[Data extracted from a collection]
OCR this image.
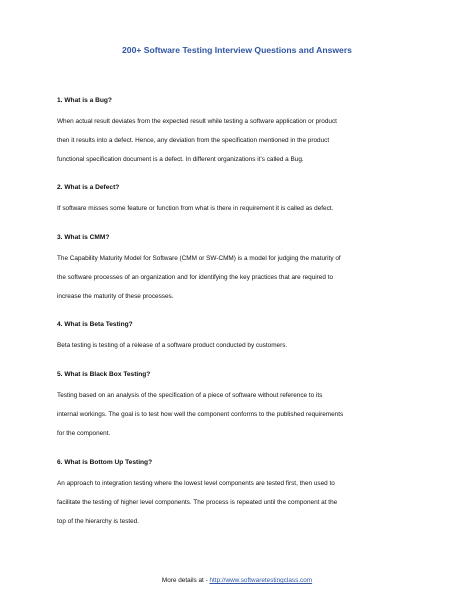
200+ Software Testing Interview Questions and Answers
1. What is a Bug?
When actual result deviates from the expected result while testing a software application or product
then it results into a defect. Hence, any deviation from the specification mentioned in the product
functional specification document is a defect. In different organizations it’s called a Bug.
2. What is a Defect?
If software misses some feature or function from what is there in requirement it is called as defect.
3. What is CMM?
The Capability Maturity Model for Software (CMM or SW-CMM) is a model for judging the maturity of
the software processes of an organization and for identifying the key practices that are required to
increase the maturity of these processes.
4. What is Beta Testing?
Beta testing is testing of a release of a software product conducted by customers.
5. What is Black Box Testing?
Testing based on an analysis of the specification of a piece of software without reference to its
internal workings. The goal is to test how well the component conforms to the published requirements
for the component.
6. What is Bottom Up Testing?
An approach to integration testing where the lowest level components are tested first, then used to
facilitate the testing of higher level components. The process is repeated until the component at the
top of the hierarchy is tested.
More details at - http://www.softwaretestingclass.com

=== What to work on ===
Retype the entries word for word. Omit any images.

=== Solution for this task ===
OCR this image.
200+ Software Testing Interview Questions and Answers
1. What is a Bug?
When actual result deviates from the expected result while testing a software application or product
then it results into a defect. Hence, any deviation from the specification mentioned in the product
functional specification document is a defect. In different organizations it’s called a Bug.
2. What is a Defect?
If software misses some feature or function from what is there in requirement it is called as defect.
3. What is CMM?
The Capability Maturity Model for Software (CMM or SW-CMM) is a model for judging the maturity of
the software processes of an organization and for identifying the key practices that are required to
increase the maturity of these processes.
4. What is Beta Testing?
Beta testing is testing of a release of a software product conducted by customers.
5. What is Black Box Testing?
Testing based on an analysis of the specification of a piece of software without reference to its
internal workings. The goal is to test how well the component conforms to the published requirements
for the component.
6. What is Bottom Up Testing?
An approach to integration testing where the lowest level components are tested first, then used to
facilitate the testing of higher level components. The process is repeated until the component at the
top of the hierarchy is tested.
More details at - http://www.softwaretestingclass.com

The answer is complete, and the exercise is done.